Data items:
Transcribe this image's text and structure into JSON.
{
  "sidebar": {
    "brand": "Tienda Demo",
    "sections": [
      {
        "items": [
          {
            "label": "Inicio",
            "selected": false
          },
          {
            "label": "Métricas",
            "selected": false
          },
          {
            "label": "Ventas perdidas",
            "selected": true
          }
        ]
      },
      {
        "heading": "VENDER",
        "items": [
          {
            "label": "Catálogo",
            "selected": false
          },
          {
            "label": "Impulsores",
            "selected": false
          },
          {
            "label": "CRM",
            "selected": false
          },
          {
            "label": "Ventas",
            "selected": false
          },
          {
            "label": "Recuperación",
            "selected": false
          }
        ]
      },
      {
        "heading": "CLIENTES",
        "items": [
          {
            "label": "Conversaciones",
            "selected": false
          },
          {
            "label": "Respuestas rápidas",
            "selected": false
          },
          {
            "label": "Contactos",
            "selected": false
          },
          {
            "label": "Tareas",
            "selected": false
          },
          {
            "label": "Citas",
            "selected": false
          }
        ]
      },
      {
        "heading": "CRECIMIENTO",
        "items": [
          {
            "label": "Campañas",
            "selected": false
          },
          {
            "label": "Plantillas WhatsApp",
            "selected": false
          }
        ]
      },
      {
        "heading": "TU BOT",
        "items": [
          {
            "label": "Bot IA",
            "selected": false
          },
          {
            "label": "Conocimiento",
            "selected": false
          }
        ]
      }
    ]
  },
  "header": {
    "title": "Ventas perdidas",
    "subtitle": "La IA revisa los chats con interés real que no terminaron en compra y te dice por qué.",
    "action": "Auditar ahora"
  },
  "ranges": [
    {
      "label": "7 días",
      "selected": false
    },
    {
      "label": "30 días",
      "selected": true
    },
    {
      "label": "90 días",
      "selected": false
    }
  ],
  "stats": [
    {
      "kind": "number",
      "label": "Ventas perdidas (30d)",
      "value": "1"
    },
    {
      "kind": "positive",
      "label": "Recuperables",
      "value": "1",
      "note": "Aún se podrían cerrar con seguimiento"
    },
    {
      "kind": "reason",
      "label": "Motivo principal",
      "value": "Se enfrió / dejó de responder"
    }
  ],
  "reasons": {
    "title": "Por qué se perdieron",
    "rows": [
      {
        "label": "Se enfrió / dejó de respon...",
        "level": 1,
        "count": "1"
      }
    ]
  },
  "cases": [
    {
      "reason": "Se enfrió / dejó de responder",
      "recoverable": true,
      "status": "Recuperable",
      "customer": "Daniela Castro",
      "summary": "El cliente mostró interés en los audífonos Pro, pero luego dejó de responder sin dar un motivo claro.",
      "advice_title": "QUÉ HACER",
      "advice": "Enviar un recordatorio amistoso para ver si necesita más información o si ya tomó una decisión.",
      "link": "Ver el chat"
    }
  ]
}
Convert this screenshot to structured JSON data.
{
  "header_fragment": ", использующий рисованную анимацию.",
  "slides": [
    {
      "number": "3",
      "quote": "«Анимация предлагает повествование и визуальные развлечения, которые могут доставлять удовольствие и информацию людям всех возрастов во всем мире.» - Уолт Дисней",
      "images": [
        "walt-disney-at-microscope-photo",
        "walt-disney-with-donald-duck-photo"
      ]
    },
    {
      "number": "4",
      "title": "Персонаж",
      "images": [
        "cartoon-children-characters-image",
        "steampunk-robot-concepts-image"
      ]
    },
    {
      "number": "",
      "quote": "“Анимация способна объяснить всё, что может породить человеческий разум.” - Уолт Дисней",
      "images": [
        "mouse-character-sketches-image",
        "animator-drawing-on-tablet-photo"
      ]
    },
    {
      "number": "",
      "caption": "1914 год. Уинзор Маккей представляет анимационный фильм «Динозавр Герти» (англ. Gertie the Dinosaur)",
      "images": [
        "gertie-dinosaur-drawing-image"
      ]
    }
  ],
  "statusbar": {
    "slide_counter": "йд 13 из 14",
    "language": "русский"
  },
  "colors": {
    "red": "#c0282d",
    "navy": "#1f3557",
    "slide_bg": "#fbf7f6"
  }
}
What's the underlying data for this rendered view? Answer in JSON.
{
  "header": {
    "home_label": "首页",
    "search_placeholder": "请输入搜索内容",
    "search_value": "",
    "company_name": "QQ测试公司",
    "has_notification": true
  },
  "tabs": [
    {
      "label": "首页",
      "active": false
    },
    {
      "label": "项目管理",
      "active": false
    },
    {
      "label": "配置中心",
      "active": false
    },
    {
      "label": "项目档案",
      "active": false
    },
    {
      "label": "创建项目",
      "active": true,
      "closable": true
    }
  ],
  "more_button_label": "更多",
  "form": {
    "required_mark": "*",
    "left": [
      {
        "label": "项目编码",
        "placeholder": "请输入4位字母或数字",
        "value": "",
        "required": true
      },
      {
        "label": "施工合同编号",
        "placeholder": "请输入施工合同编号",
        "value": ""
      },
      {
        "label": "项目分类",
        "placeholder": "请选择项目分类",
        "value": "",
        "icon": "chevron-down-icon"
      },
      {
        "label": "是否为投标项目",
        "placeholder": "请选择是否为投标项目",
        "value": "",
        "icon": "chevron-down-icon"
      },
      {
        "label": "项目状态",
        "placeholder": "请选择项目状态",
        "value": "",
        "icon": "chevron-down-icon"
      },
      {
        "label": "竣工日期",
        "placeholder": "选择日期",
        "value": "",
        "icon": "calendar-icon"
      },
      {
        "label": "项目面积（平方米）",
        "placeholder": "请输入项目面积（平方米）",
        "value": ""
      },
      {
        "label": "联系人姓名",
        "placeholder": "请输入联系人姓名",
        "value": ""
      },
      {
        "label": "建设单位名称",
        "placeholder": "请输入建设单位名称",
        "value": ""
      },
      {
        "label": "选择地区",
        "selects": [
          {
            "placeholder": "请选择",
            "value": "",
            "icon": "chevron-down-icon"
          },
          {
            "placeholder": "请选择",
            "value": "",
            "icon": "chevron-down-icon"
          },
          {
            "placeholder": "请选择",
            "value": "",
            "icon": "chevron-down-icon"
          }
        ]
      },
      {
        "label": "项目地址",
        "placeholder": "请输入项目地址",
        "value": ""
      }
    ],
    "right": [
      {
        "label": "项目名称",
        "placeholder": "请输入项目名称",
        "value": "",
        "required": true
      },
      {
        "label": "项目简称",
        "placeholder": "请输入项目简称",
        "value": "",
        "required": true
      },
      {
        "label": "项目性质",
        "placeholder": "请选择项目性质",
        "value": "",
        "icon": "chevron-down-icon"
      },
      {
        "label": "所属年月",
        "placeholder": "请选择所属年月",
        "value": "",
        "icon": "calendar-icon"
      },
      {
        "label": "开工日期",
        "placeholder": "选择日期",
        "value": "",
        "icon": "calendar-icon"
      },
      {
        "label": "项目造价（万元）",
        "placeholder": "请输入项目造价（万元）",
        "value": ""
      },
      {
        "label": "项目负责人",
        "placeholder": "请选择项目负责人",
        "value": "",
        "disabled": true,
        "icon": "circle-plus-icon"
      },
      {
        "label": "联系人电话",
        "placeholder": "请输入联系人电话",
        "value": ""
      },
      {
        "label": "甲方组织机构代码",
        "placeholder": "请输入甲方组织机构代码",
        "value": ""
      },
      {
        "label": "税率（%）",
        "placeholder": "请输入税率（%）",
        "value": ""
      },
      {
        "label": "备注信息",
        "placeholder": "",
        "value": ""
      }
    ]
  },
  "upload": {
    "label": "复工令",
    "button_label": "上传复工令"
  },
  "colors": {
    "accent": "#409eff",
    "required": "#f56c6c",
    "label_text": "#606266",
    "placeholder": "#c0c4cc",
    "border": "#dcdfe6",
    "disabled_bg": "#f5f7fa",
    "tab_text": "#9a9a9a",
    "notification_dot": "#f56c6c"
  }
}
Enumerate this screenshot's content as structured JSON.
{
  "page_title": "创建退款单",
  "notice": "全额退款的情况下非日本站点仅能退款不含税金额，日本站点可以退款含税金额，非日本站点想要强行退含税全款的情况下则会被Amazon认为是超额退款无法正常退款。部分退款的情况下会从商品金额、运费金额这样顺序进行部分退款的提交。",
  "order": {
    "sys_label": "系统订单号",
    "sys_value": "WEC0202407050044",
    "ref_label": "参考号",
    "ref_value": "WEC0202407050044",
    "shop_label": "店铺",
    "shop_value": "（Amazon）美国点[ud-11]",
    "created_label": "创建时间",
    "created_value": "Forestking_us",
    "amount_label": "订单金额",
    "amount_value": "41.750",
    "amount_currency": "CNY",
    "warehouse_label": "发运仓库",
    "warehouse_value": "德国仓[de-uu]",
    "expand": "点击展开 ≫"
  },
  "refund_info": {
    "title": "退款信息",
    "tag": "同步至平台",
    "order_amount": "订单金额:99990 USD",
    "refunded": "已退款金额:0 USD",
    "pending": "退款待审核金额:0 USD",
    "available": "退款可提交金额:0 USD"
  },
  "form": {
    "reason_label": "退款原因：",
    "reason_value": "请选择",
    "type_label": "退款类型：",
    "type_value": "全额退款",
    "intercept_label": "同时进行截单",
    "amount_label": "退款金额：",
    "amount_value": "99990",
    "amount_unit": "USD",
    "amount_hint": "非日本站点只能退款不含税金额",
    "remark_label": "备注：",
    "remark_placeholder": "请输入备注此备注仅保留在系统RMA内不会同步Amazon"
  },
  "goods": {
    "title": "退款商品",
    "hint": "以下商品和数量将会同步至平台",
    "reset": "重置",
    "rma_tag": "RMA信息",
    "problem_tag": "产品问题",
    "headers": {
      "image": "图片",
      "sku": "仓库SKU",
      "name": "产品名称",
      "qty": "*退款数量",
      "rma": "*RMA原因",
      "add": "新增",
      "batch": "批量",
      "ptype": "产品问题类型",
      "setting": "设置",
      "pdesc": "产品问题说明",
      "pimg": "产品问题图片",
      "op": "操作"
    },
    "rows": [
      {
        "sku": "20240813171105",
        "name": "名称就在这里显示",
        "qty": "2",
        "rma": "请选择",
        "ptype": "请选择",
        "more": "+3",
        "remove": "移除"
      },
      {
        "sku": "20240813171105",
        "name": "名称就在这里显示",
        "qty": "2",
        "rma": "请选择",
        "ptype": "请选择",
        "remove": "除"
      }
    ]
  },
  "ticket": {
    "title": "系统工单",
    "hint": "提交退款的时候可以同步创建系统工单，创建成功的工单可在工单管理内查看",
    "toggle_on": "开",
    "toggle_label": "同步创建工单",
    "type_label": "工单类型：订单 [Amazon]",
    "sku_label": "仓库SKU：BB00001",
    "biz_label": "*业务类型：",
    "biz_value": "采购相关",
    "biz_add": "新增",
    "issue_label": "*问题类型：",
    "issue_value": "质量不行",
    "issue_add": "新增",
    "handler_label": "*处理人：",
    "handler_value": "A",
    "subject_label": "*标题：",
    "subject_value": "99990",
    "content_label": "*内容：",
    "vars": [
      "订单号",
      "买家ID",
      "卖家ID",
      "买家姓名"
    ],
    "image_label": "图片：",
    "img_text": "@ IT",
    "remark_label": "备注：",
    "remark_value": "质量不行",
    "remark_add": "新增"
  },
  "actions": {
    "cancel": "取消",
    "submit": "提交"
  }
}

JOB -
Pick out each line in the material containing "Дисней".

EXPECTED OUTPUT -
      "quote": "«Анимация предлагает повествование и визуальные развлечения, которые могут доставлять удовольствие и информацию людям всех возрастов во всем мире.» - Уолт Дисней",
      "quote": "“Анимация способна объяснить всё, что может породить человеческий разум.” - Уолт Дисней",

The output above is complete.